**TASK TO COMPLETE**: Starting with the line that contains "Transcribe this image's", write out each line through the end of the listing, unchanged. Output nothing else.

**DATASET CONTENT**:
########################################

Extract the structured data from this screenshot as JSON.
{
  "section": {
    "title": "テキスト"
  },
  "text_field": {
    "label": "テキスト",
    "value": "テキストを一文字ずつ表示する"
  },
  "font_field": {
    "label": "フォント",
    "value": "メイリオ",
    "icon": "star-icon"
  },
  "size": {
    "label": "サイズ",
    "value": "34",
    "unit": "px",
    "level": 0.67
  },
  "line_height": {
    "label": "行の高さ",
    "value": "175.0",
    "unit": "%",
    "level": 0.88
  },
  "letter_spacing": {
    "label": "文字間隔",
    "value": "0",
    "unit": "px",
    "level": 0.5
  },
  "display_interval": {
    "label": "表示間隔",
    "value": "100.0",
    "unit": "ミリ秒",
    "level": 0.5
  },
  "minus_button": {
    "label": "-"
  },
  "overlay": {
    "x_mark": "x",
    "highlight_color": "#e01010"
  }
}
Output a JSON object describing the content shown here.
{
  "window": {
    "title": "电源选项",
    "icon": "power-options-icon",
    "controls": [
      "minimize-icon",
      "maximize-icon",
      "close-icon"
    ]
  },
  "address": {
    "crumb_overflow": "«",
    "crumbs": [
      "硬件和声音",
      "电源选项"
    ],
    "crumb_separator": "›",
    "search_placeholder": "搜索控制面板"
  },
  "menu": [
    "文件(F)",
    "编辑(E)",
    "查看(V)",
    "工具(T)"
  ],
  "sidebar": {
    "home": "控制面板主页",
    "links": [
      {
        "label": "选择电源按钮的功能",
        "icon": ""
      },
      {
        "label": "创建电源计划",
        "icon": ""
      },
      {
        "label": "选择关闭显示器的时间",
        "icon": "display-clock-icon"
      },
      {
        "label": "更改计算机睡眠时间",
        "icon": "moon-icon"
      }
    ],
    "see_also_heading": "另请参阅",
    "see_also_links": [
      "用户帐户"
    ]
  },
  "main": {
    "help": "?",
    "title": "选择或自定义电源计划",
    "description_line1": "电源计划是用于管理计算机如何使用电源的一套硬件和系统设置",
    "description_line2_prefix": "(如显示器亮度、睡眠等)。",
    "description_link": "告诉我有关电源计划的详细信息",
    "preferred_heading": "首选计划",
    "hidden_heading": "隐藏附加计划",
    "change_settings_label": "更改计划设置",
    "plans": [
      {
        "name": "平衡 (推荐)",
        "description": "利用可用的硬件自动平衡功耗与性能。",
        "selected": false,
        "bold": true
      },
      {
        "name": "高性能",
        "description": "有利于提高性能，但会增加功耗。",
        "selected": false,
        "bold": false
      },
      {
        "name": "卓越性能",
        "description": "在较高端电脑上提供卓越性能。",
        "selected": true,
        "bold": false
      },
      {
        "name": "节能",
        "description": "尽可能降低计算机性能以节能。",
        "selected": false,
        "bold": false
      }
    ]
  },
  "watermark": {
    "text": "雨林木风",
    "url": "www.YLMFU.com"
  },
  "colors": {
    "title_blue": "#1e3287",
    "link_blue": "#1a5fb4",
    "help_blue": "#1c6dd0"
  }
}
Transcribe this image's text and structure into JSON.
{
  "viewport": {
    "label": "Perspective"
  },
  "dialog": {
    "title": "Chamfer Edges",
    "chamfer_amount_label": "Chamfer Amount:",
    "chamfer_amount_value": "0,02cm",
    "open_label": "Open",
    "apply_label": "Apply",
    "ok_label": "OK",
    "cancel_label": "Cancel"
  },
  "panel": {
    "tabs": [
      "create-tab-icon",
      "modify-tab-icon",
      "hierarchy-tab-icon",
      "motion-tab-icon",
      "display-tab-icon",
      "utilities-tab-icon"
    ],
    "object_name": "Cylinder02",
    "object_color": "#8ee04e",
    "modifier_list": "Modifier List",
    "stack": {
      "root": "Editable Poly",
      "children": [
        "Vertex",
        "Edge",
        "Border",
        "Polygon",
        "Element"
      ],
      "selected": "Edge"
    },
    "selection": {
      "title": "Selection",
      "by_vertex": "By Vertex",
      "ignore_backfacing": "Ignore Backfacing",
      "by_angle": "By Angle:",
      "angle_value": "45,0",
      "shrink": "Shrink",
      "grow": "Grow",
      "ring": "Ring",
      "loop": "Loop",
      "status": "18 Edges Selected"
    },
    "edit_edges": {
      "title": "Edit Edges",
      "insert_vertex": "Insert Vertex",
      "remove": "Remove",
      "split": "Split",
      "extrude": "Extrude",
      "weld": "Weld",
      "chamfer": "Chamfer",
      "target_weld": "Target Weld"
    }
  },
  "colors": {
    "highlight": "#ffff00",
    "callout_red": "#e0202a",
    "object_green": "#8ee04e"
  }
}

########################################

**SOLUTION TO THIS EXERCISE**:
Transcribe this image's text and structure into JSON.
{
  "viewport": {
    "label": "Perspective"
  },
  "dialog": {
    "title": "Chamfer Edges",
    "chamfer_amount_label": "Chamfer Amount:",
    "chamfer_amount_value": "0,02cm",
    "open_label": "Open",
    "apply_label": "Apply",
    "ok_label": "OK",
    "cancel_label": "Cancel"
  },
  "panel": {
    "tabs": [
      "create-tab-icon",
      "modify-tab-icon",
      "hierarchy-tab-icon",
      "motion-tab-icon",
      "display-tab-icon",
      "utilities-tab-icon"
    ],
    "object_name": "Cylinder02",
    "object_color": "#8ee04e",
    "modifier_list": "Modifier List",
    "stack": {
      "root": "Editable Poly",
      "children": [
        "Vertex",
        "Edge",
        "Border",
        "Polygon",
        "Element"
      ],
      "selected": "Edge"
    },
    "selection": {
      "title": "Selection",
      "by_vertex": "By Vertex",
      "ignore_backfacing": "Ignore Backfacing",
      "by_angle": "By Angle:",
      "angle_value": "45,0",
      "shrink": "Shrink",
      "grow": "Grow",
      "ring": "Ring",
      "loop": "Loop",
      "status": "18 Edges Selected"
    },
    "edit_edges": {
      "title": "Edit Edges",
      "insert_vertex": "Insert Vertex",
      "remove": "Remove",
      "split": "Split",
      "extrude": "Extrude",
      "weld": "Weld",
      "chamfer": "Chamfer",
      "target_weld": "Target Weld"
    }
  },
  "colors": {
    "highlight": "#ffff00",
    "callout_red": "#e0202a",
    "object_green": "#8ee04e"
  }
}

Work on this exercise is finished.